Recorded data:
— begin —
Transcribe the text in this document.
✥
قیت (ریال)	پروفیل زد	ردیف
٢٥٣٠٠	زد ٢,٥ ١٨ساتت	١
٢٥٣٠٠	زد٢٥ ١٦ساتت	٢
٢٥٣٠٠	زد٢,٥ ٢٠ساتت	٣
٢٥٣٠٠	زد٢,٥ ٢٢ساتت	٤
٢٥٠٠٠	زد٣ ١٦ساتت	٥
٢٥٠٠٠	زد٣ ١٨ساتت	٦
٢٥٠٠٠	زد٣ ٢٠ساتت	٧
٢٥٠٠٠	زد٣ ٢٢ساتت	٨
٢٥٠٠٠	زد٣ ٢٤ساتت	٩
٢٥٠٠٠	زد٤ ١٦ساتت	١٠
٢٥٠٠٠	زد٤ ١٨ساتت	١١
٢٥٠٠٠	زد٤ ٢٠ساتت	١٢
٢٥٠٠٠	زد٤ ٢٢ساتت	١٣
— end —
EXERCISE DESCRIPTION:
Nothing in the data may differ; print all of it exactly as written.

SOLVED PROBLEM:
Transcribe the text in this document.
✥
قیت (ریال)	پروفیل زد	ردیف
٢٥٣٠٠	زد ٢,٥ ١٨ساتت	١
٢٥٣٠٠	زد٢٥ ١٦ساتت	٢
٢٥٣٠٠	زد٢,٥ ٢٠ساتت	٣
٢٥٣٠٠	زد٢,٥ ٢٢ساتت	٤
٢٥٠٠٠	زد٣ ١٦ساتت	٥
٢٥٠٠٠	زد٣ ١٨ساتت	٦
٢٥٠٠٠	زد٣ ٢٠ساتت	٧
٢٥٠٠٠	زد٣ ٢٢ساتت	٨
٢٥٠٠٠	زد٣ ٢٤ساتت	٩
٢٥٠٠٠	زد٤ ١٦ساتت	١٠
٢٥٠٠٠	زد٤ ١٨ساتت	١١
٢٥٠٠٠	زد٤ ٢٠ساتت	١٢
٢٥٠٠٠	زد٤ ٢٢ساتت	١٣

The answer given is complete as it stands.